__SUPPLIED DATA__
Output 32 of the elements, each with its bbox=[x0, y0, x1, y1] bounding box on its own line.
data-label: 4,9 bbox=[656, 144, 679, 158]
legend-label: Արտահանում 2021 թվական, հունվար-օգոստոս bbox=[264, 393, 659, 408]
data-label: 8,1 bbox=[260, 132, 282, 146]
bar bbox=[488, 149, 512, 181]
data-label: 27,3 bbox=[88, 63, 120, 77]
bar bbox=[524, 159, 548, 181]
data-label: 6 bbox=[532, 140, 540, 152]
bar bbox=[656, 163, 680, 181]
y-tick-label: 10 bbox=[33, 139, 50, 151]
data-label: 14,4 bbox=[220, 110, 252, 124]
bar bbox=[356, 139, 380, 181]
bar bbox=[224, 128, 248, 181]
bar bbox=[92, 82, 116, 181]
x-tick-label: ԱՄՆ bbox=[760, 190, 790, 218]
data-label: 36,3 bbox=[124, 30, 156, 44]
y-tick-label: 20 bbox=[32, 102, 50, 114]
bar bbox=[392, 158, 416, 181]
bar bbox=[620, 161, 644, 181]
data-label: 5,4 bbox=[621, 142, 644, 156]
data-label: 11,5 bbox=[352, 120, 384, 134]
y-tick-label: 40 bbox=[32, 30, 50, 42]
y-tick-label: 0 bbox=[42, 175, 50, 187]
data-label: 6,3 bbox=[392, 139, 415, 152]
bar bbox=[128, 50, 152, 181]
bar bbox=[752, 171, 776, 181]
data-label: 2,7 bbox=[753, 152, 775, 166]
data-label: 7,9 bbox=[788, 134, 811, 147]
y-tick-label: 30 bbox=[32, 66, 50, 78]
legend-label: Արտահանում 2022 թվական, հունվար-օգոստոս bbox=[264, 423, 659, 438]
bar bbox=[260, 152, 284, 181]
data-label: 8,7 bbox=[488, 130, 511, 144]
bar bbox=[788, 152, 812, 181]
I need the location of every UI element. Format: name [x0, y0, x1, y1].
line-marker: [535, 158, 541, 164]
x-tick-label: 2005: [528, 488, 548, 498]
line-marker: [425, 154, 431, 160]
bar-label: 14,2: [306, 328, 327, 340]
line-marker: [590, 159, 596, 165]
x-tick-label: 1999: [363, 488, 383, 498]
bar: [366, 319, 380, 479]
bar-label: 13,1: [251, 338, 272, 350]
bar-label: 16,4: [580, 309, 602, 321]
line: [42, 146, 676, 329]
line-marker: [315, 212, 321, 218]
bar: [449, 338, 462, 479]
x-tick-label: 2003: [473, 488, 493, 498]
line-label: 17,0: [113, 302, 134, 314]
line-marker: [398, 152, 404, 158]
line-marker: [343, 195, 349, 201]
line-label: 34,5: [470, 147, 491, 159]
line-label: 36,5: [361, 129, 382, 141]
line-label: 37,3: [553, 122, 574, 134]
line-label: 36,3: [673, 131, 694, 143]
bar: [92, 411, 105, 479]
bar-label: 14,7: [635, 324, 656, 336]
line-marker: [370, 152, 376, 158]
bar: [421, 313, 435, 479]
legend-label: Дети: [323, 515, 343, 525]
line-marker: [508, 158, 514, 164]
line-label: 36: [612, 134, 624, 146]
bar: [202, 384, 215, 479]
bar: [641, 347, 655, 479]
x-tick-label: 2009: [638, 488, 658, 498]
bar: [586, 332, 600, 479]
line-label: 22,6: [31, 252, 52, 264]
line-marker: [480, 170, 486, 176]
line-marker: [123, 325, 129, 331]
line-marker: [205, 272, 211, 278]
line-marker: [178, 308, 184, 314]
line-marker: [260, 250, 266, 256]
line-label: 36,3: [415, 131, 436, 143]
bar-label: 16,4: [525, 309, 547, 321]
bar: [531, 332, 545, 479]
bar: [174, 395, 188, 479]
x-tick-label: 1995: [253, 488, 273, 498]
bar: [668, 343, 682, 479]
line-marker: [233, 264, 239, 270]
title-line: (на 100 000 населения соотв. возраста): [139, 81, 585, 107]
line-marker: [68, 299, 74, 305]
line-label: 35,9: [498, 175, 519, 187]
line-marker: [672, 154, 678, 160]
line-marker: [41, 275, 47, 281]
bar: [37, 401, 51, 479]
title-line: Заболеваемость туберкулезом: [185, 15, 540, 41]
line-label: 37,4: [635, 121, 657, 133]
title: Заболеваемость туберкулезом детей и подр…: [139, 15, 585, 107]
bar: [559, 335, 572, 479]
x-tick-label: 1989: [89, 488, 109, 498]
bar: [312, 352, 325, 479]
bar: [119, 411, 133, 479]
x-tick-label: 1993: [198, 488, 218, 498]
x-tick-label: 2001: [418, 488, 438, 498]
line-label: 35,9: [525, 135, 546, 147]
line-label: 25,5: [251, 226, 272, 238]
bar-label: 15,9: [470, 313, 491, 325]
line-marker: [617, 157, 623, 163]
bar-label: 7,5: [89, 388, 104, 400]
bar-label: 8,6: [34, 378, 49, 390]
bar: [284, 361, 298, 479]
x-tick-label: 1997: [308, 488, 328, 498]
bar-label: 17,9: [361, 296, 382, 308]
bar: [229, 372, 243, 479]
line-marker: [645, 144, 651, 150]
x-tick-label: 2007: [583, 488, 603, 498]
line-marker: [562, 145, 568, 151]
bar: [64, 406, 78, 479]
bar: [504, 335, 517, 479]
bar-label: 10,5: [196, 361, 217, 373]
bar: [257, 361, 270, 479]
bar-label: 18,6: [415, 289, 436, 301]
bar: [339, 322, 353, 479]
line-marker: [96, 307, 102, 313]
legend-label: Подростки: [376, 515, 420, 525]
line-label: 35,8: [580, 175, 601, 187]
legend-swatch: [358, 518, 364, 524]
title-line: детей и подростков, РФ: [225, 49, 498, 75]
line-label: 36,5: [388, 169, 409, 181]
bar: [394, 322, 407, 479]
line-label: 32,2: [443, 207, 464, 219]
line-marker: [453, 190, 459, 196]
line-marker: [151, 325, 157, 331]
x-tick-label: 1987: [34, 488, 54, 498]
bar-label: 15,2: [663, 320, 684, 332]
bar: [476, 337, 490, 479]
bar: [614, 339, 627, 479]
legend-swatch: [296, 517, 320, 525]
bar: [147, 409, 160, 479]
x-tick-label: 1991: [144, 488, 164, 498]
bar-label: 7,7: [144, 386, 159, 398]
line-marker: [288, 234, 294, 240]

__TASK GOAL__
Reproduce every line of the records above without any changes.

__SOLUTION FOR THIS TASK__
Output 32 of the elements, each with its bbox=[x0, y0, x1, y1] bounding box on its own line.
data-label: 4,9 bbox=[656, 144, 679, 158]
legend-label: Արտահանում 2021 թվական, հունվար-օգոստոս bbox=[264, 393, 659, 408]
data-label: 8,1 bbox=[260, 132, 282, 146]
bar bbox=[488, 149, 512, 181]
data-label: 27,3 bbox=[88, 63, 120, 77]
bar bbox=[524, 159, 548, 181]
data-label: 6 bbox=[532, 140, 540, 152]
bar bbox=[656, 163, 680, 181]
y-tick-label: 10 bbox=[33, 139, 50, 151]
data-label: 14,4 bbox=[220, 110, 252, 124]
bar bbox=[356, 139, 380, 181]
bar bbox=[224, 128, 248, 181]
bar bbox=[92, 82, 116, 181]
x-tick-label: ԱՄՆ bbox=[760, 190, 790, 218]
data-label: 36,3 bbox=[124, 30, 156, 44]
y-tick-label: 20 bbox=[32, 102, 50, 114]
bar bbox=[392, 158, 416, 181]
bar bbox=[620, 161, 644, 181]
data-label: 5,4 bbox=[621, 142, 644, 156]
data-label: 11,5 bbox=[352, 120, 384, 134]
y-tick-label: 40 bbox=[32, 30, 50, 42]
y-tick-label: 0 bbox=[42, 175, 50, 187]
data-label: 6,3 bbox=[392, 139, 415, 152]
bar bbox=[128, 50, 152, 181]
bar bbox=[752, 171, 776, 181]
data-label: 2,7 bbox=[753, 152, 775, 166]
data-label: 7,9 bbox=[788, 134, 811, 147]
y-tick-label: 30 bbox=[32, 66, 50, 78]
legend-label: Արտահանում 2022 թվական, հունվար-օգոստոս bbox=[264, 423, 659, 438]
bar bbox=[260, 152, 284, 181]
data-label: 8,7 bbox=[488, 130, 511, 144]
bar bbox=[788, 152, 812, 181]
I need the location of every UI element. Format: name [x0, y0, x1, y1].
line-marker: [535, 158, 541, 164]
x-tick-label: 2005: [528, 488, 548, 498]
line-marker: [425, 154, 431, 160]
bar-label: 14,2: [306, 328, 327, 340]
line-marker: [590, 159, 596, 165]
x-tick-label: 1999: [363, 488, 383, 498]
bar: [366, 319, 380, 479]
bar-label: 13,1: [251, 338, 272, 350]
bar-label: 16,4: [580, 309, 602, 321]
line: [42, 146, 676, 329]
line-marker: [315, 212, 321, 218]
bar: [449, 338, 462, 479]
x-tick-label: 2003: [473, 488, 493, 498]
line-label: 17,0: [113, 302, 134, 314]
line-marker: [398, 152, 404, 158]
line-marker: [343, 195, 349, 201]
line-label: 34,5: [470, 147, 491, 159]
line-label: 36,5: [361, 129, 382, 141]
line-label: 37,3: [553, 122, 574, 134]
line-label: 36,3: [673, 131, 694, 143]
bar: [92, 411, 105, 479]
bar-label: 14,7: [635, 324, 656, 336]
line-marker: [370, 152, 376, 158]
bar: [421, 313, 435, 479]
legend-label: Дети: [323, 515, 343, 525]
line-marker: [508, 158, 514, 164]
line-label: 36: [612, 134, 624, 146]
bar: [202, 384, 215, 479]
bar: [641, 347, 655, 479]
x-tick-label: 2009: [638, 488, 658, 498]
bar: [586, 332, 600, 479]
line-label: 22,6: [31, 252, 52, 264]
line-marker: [480, 170, 486, 176]
line-marker: [123, 325, 129, 331]
line-marker: [205, 272, 211, 278]
line-marker: [178, 308, 184, 314]
line-marker: [260, 250, 266, 256]
line-label: 36,3: [415, 131, 436, 143]
bar-label: 16,4: [525, 309, 547, 321]
bar: [531, 332, 545, 479]
bar: [174, 395, 188, 479]
x-tick-label: 1995: [253, 488, 273, 498]
bar: [668, 343, 682, 479]
line-marker: [233, 264, 239, 270]
title-line: (на 100 000 населения соотв. возраста): [139, 81, 585, 107]
line-marker: [68, 299, 74, 305]
line-label: 35,9: [498, 175, 519, 187]
line-marker: [672, 154, 678, 160]
line-marker: [41, 275, 47, 281]
bar: [37, 401, 51, 479]
title-line: Заболеваемость туберкулезом: [185, 15, 540, 41]
line-label: 37,4: [635, 121, 657, 133]
title: Заболеваемость туберкулезом детей и подр…: [139, 15, 585, 107]
bar: [559, 335, 572, 479]
x-tick-label: 1989: [89, 488, 109, 498]
bar: [312, 352, 325, 479]
bar: [119, 411, 133, 479]
x-tick-label: 1993: [198, 488, 218, 498]
x-tick-label: 2001: [418, 488, 438, 498]
line-label: 35,9: [525, 135, 546, 147]
line-label: 25,5: [251, 226, 272, 238]
bar-label: 15,9: [470, 313, 491, 325]
line-marker: [617, 157, 623, 163]
bar-label: 7,5: [89, 388, 104, 400]
bar-label: 8,6: [34, 378, 49, 390]
bar: [284, 361, 298, 479]
x-tick-label: 1997: [308, 488, 328, 498]
bar-label: 17,9: [361, 296, 382, 308]
bar: [229, 372, 243, 479]
line-marker: [645, 144, 651, 150]
x-tick-label: 2007: [583, 488, 603, 498]
line-marker: [562, 145, 568, 151]
bar: [64, 406, 78, 479]
bar: [504, 335, 517, 479]
bar-label: 10,5: [196, 361, 217, 373]
bar: [257, 361, 270, 479]
bar-label: 18,6: [415, 289, 436, 301]
bar: [339, 322, 353, 479]
line-marker: [96, 307, 102, 313]
legend-label: Подростки: [376, 515, 420, 525]
line-label: 35,8: [580, 175, 601, 187]
legend-swatch: [358, 518, 364, 524]
title-line: детей и подростков, РФ: [225, 49, 498, 75]
line-label: 36,5: [388, 169, 409, 181]
bar: [394, 322, 407, 479]
line-label: 32,2: [443, 207, 464, 219]
line-marker: [453, 190, 459, 196]
line-marker: [151, 325, 157, 331]
x-tick-label: 1987: [34, 488, 54, 498]
bar-label: 15,2: [663, 320, 684, 332]
bar: [476, 337, 490, 479]
bar: [614, 339, 627, 479]
legend-swatch: [296, 517, 320, 525]
bar: [147, 409, 160, 479]
x-tick-label: 1991: [144, 488, 164, 498]
bar-label: 7,7: [144, 386, 159, 398]
line-marker: [288, 234, 294, 240]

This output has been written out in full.